Going to Jool would be 3, because I use a Mothership + Lander combo, which is launched into orbit (empty) by my 50t payload rocket SSTO.

Additionally, I might count your refueling craft as a stage.

It doesn't really give you a staging benefit (ie reducing the mass you need to move around), as the wet/dry ratio is basically the same as if you just launched a single heavy payload. I don't bother with the refueling, so I have heavy SSTOs carrying >100 tons to orbit.. though sometimes for large but light payloads, I still need to use my large SSTO spaceplanes to lift cargos that are only ~25 tons (obviously, I drain a lot of fuel before launching, so that the mission goes faster due to higher TWR)

Most of my designs could be 3 stage:

1) SSTO

2) transfer lander to destination

3) lander, which also has some parachutes for landing on Kerbin.

But I like to set up fuel depots at target locations, and leave reusable landers, so the number goes up to 5 (detaching fuel tanks at destination, and then an additional detachment or rendevous at Kerbin).

So, how do you score THAT?

Data items
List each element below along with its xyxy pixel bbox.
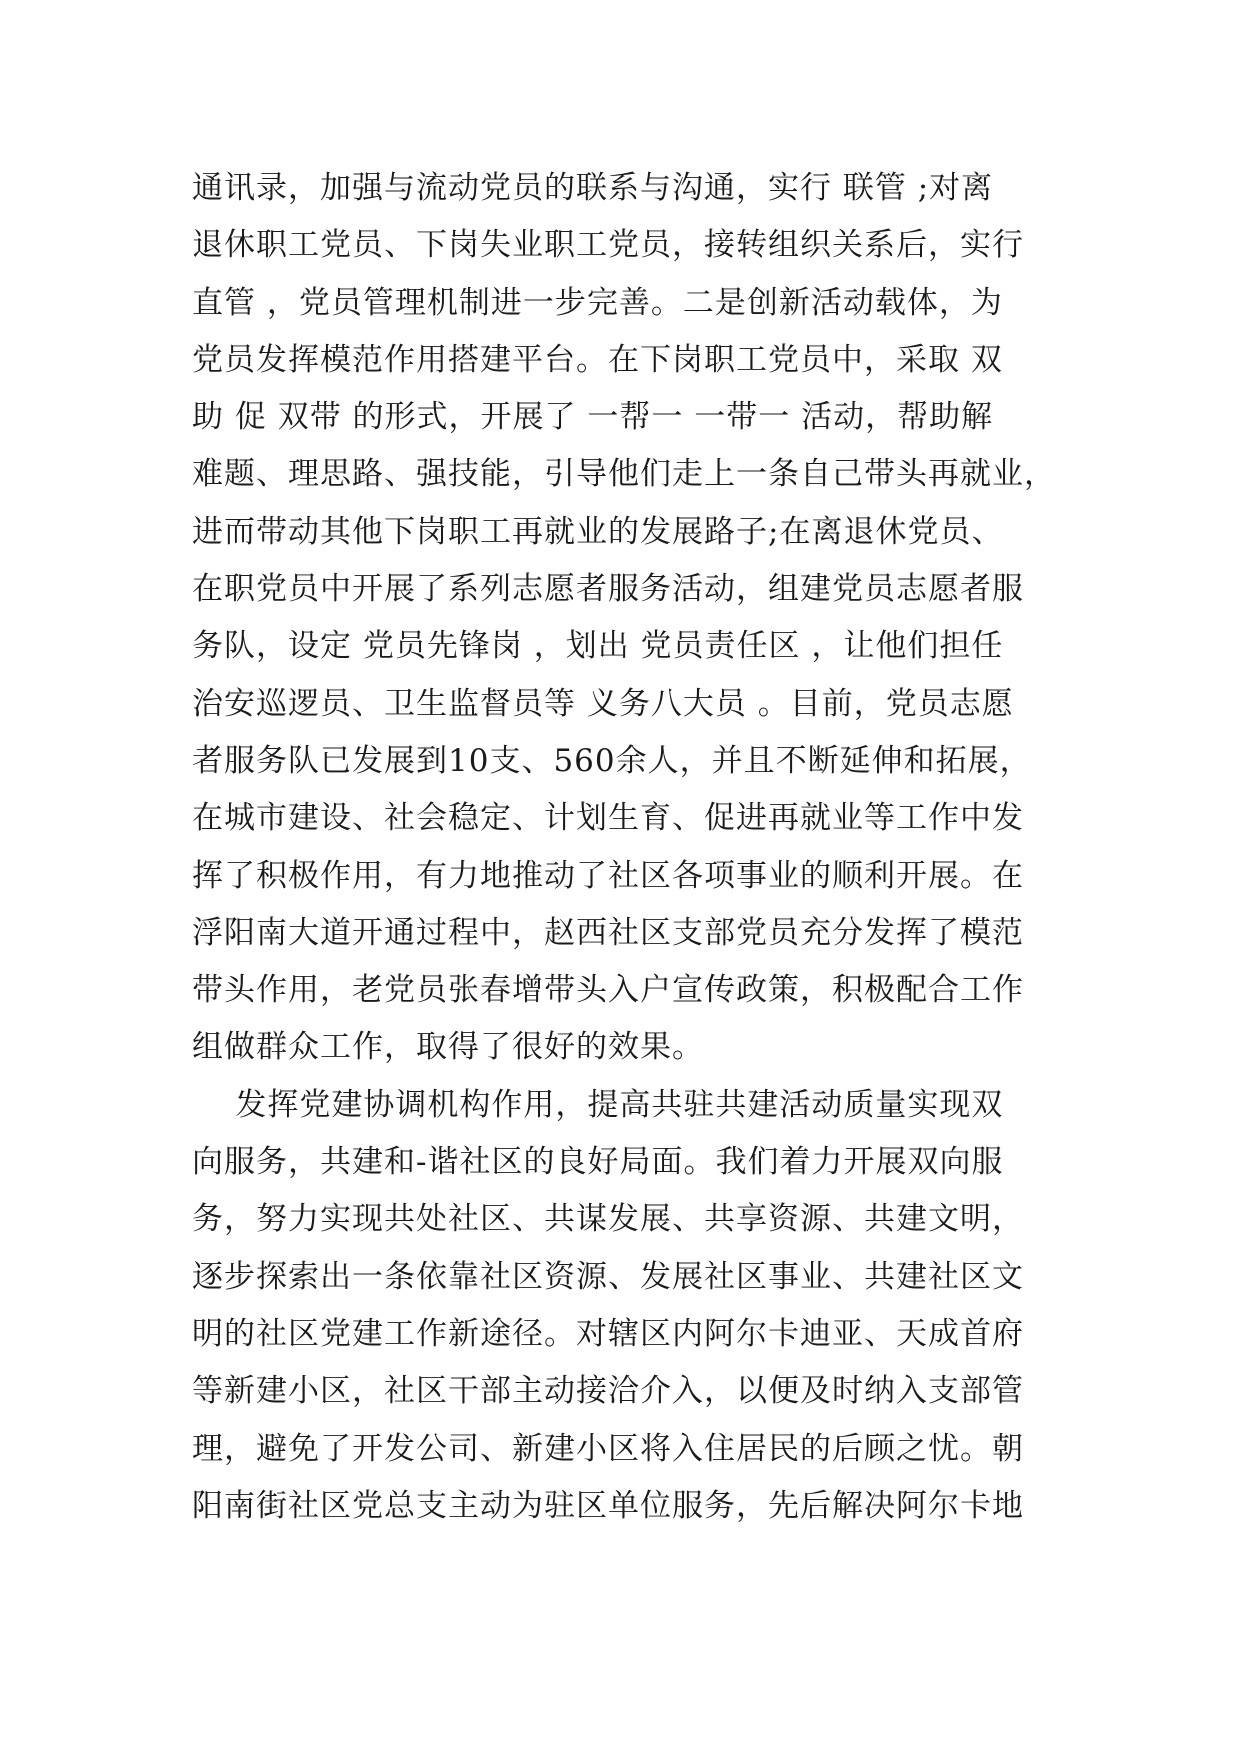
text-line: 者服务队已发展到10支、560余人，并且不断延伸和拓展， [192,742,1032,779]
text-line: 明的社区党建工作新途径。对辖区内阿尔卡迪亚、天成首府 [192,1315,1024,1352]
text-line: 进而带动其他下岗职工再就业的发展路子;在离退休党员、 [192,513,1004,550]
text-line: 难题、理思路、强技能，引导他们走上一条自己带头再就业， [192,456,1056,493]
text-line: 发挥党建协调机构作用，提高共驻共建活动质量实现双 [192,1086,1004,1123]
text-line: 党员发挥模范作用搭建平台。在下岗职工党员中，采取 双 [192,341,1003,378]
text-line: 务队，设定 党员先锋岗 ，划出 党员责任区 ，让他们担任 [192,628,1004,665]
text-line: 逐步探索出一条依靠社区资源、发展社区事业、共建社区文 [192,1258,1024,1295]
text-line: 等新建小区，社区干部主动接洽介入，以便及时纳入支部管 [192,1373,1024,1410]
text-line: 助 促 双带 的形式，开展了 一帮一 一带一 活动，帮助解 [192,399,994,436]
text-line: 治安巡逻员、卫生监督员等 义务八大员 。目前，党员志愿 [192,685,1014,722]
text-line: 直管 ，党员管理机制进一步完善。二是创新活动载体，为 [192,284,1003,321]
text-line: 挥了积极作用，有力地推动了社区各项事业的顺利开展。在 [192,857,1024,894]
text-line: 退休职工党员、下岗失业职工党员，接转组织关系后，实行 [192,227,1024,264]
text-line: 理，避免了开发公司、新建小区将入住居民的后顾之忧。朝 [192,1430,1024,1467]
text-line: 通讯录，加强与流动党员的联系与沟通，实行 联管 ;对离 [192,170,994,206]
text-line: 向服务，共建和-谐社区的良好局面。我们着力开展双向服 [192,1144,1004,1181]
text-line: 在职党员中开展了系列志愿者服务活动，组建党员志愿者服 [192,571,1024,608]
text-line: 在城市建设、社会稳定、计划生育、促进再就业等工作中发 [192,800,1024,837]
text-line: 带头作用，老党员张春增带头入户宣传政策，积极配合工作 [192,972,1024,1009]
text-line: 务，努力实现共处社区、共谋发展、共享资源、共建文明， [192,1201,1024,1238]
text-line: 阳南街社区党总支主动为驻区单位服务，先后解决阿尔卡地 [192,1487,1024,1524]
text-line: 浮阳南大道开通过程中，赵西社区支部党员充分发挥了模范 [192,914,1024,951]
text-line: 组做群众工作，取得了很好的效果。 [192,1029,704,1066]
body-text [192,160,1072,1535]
* * *
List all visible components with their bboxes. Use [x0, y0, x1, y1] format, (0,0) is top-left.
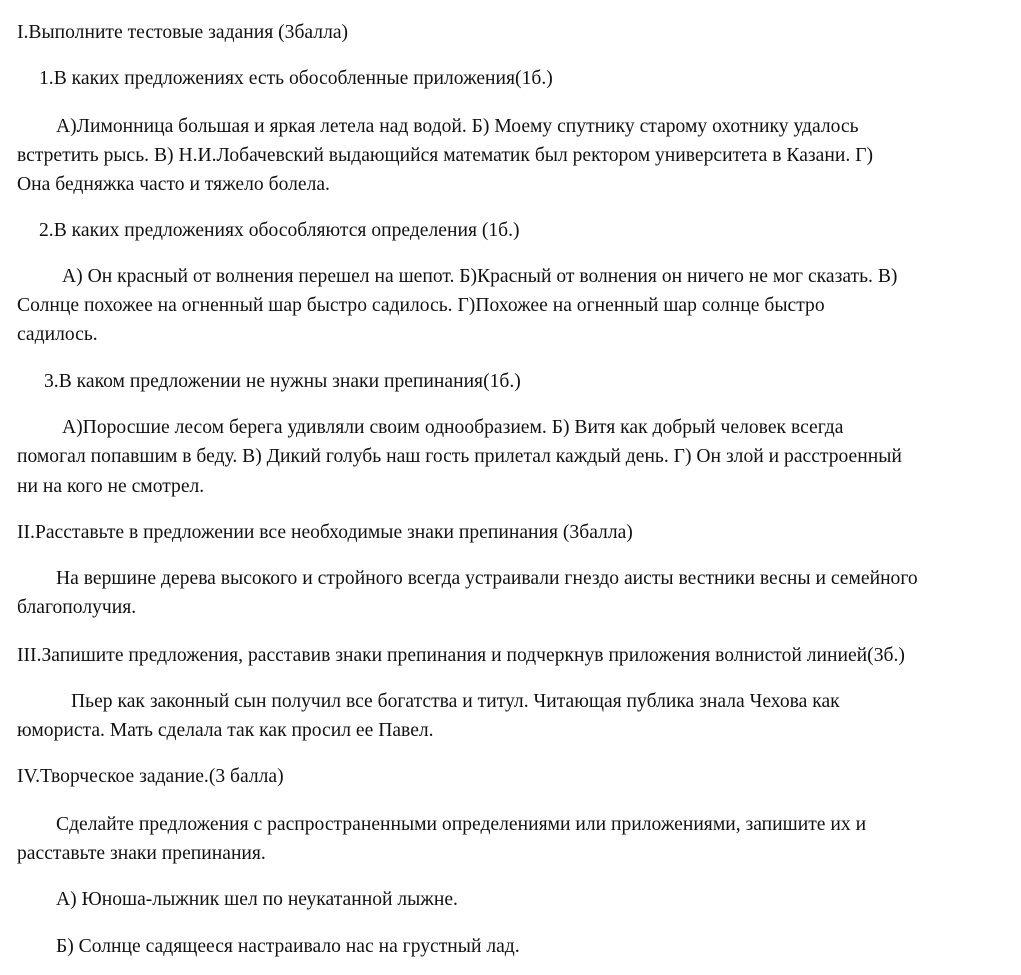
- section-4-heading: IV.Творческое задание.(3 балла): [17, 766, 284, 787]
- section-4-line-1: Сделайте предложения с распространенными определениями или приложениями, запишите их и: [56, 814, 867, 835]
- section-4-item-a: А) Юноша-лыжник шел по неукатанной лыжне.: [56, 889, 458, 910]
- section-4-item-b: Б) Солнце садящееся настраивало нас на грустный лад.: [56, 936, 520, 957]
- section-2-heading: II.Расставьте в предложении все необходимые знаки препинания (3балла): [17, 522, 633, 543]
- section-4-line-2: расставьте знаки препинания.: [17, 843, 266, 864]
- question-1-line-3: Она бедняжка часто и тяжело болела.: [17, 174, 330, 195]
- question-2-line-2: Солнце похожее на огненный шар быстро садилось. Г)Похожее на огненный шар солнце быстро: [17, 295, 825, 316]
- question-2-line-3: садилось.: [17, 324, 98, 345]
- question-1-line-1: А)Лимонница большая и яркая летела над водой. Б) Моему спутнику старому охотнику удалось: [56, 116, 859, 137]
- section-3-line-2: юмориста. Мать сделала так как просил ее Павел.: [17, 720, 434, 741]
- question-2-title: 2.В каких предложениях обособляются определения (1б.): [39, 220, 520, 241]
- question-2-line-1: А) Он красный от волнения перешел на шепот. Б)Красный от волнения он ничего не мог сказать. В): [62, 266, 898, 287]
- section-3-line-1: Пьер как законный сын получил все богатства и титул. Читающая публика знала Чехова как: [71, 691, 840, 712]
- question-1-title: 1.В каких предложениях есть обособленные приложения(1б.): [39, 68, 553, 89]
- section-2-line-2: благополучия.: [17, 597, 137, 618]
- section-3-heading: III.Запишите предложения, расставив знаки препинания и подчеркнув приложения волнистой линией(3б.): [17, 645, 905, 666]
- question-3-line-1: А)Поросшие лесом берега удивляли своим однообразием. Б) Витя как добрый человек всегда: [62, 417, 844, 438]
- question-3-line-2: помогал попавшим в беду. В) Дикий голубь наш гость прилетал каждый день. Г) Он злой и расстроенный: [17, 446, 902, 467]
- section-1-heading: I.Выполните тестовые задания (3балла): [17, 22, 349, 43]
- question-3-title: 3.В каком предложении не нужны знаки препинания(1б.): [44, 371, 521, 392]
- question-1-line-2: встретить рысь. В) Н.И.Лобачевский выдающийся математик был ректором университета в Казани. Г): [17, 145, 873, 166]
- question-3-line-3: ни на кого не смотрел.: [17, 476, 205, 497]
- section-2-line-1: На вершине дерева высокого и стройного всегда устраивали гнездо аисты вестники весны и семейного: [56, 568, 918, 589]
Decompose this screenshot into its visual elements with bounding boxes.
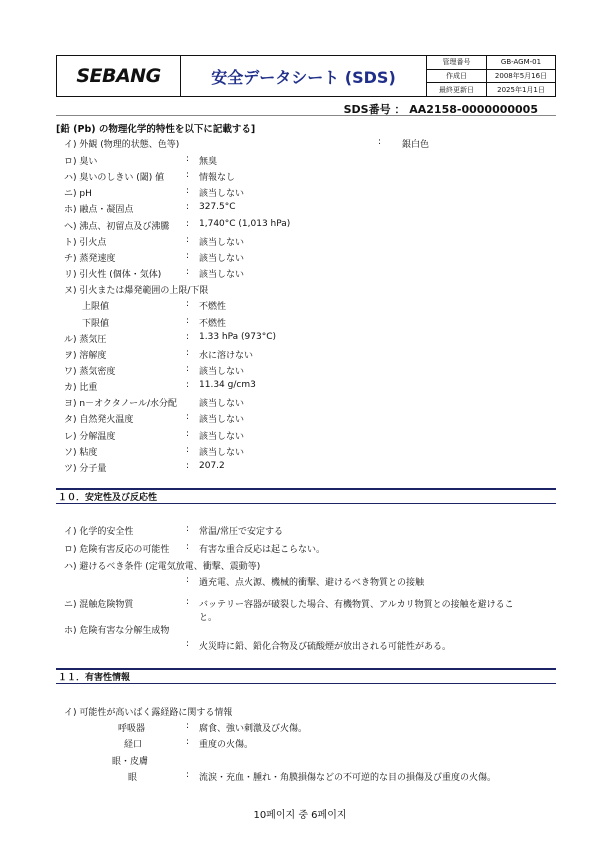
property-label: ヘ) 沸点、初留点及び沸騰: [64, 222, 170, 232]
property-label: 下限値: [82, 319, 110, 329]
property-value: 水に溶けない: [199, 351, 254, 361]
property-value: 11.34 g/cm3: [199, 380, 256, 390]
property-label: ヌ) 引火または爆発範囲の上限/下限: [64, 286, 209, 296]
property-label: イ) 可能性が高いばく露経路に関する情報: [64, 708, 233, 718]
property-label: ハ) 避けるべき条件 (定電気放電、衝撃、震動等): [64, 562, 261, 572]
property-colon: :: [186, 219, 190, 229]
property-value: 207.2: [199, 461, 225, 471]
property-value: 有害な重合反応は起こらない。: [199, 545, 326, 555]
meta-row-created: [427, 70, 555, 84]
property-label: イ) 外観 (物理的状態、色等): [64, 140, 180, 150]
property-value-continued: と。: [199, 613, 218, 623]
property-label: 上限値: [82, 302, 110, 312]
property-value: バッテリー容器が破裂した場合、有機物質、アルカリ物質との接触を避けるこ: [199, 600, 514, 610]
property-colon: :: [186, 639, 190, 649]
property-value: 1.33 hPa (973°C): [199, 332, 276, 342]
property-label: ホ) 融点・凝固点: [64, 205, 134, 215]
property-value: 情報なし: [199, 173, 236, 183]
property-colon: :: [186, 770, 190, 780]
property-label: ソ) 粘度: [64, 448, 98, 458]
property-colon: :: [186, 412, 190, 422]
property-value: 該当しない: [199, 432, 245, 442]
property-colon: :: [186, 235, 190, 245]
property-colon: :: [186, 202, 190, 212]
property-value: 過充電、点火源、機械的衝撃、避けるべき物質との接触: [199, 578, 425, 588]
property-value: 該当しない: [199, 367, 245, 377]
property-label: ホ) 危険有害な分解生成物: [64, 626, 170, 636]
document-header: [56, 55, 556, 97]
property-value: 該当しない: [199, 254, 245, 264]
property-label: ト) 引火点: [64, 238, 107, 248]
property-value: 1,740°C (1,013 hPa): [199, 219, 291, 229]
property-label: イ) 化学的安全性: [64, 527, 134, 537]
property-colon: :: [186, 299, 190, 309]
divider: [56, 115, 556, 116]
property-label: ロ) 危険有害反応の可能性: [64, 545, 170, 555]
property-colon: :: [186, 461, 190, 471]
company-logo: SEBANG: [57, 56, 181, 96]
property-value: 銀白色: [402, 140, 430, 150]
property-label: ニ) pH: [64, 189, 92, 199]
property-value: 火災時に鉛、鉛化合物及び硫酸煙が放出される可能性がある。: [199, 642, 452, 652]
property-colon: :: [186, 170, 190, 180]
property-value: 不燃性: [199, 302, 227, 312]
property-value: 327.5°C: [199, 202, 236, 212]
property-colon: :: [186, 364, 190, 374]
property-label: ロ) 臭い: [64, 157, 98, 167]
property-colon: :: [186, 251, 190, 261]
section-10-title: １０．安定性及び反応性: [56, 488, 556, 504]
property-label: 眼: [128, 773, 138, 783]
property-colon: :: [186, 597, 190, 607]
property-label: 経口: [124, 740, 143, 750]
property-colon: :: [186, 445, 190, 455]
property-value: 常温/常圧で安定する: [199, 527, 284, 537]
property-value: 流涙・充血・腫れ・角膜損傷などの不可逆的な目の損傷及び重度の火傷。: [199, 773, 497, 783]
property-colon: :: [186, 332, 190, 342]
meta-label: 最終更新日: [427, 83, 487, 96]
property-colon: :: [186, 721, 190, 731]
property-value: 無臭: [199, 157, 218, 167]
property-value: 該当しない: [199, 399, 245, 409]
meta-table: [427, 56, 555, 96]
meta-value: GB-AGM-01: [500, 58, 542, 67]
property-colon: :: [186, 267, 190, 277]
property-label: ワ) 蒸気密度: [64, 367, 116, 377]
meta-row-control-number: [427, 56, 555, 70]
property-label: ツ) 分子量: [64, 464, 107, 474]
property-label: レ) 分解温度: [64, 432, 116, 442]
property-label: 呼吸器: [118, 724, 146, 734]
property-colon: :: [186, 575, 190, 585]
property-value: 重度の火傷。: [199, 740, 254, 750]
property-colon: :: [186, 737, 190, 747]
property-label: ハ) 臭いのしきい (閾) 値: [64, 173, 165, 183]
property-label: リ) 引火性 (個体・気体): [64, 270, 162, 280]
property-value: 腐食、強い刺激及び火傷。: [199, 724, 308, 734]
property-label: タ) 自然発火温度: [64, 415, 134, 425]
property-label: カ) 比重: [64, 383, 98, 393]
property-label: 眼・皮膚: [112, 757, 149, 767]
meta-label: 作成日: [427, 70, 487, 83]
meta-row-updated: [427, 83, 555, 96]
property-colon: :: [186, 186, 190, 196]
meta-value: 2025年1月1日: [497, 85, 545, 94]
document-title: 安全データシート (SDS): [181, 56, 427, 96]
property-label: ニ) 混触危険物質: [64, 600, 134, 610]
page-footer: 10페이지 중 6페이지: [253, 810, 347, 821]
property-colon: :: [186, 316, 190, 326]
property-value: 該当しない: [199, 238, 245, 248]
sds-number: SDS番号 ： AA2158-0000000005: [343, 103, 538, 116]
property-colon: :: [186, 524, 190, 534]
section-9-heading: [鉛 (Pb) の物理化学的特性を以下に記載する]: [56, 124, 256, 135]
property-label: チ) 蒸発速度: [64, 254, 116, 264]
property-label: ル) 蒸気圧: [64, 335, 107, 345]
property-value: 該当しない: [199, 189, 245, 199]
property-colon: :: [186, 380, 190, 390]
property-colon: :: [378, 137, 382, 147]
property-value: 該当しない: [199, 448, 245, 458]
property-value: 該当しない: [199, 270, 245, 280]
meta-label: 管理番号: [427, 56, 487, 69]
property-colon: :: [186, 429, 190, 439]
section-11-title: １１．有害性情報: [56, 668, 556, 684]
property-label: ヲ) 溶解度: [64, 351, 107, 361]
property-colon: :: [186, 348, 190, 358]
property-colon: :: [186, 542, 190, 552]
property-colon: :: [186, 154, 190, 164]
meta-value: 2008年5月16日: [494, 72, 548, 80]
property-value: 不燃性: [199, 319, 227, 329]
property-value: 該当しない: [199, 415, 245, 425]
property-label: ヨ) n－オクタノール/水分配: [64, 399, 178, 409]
--
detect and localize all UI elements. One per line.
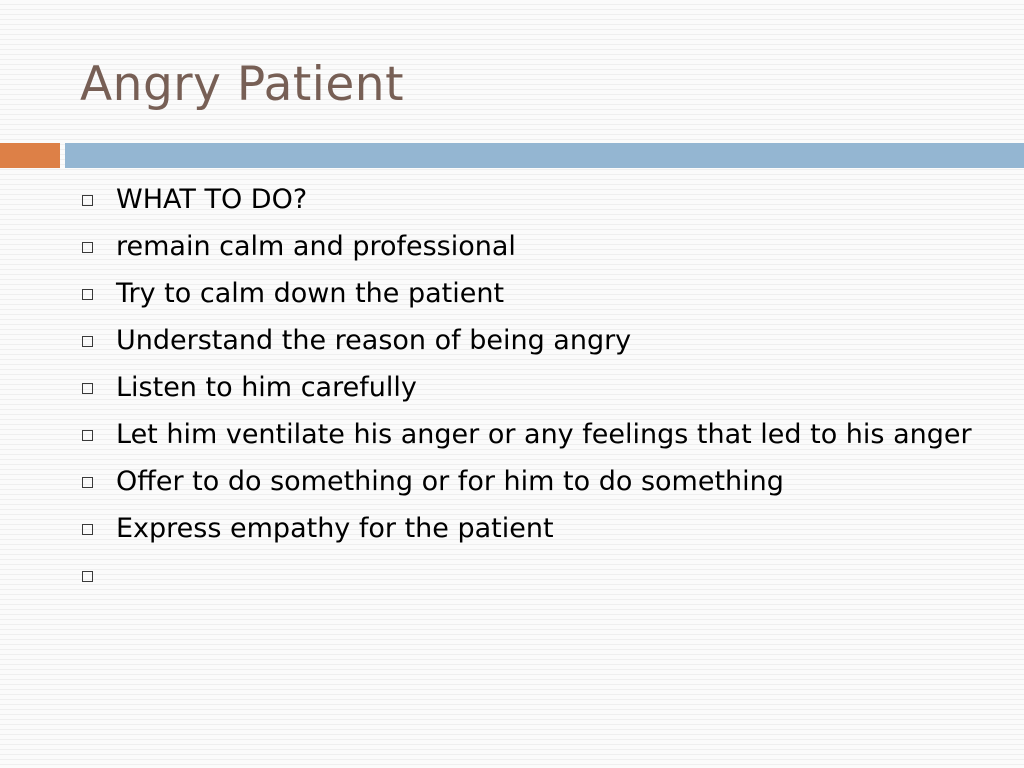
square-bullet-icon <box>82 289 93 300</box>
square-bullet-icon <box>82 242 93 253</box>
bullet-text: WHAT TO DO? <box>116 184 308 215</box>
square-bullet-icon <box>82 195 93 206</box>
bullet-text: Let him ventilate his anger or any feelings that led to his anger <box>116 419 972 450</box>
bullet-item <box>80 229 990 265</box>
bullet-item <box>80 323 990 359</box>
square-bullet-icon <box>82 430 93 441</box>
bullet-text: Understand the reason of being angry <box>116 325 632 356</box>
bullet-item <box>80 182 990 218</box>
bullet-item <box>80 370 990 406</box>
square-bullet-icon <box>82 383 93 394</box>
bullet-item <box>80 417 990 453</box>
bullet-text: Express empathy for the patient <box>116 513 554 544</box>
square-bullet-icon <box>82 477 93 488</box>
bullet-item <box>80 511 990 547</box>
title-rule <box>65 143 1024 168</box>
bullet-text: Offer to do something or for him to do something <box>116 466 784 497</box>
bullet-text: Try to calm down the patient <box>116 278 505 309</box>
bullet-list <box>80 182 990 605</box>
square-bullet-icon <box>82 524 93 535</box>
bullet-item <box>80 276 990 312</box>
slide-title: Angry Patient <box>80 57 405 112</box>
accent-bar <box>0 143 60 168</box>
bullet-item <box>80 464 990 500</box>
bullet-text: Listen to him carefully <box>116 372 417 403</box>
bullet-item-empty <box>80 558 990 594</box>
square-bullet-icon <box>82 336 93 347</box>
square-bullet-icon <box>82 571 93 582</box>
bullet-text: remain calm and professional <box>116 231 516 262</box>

* Stated goal
Extend the forum post about counting rocket stages, picking up right after its last line.

* Task response
I might count each part you send up as a stage... but I think its better to only count "decoupling" events (undocking counts) followed by moving the craft

"Sometimes that means I can end up with a mission that effectively uses 0 (yes, ZERO) stages, because they can use the stuff that previous or ongoing missions left behind"

Just because it was already there, doesn't mean its not effectively a stage.

"So I'll have science probes hitching rides on tankers headed to Duna to refuel the transfer stage of a manned mission, and maybe even have that same tanker tow a satellite out there on the same trip."

well, then each probe you detach is a stage, the transfer stage is obviously a stage, and since this refueling is part of the manned mission, the two missions staging events should be considered additively.

Sending two separate tanks is basically the same as sending 2 joined tanks, and separating one of them off when empty.

In the case of sending 2 and docking, you dock, its 1 ship, and then you transfer fuel and cast off the refueling "stage"

"I guess it basically ends up being launcher + payload, except for a set number of payloads that are actually transfer stages for other payloads.

And most of my launchers are in the 3-5 stage range, excluding payload."

3-5 stages for the launcher + 1 for the payload decouple + 1 for each tug you use and +1 for each refueling craft you send.

I wouldn't call it effectively zero stages at all.

Count how many times you shed mass before expending some dV, and call that a stage.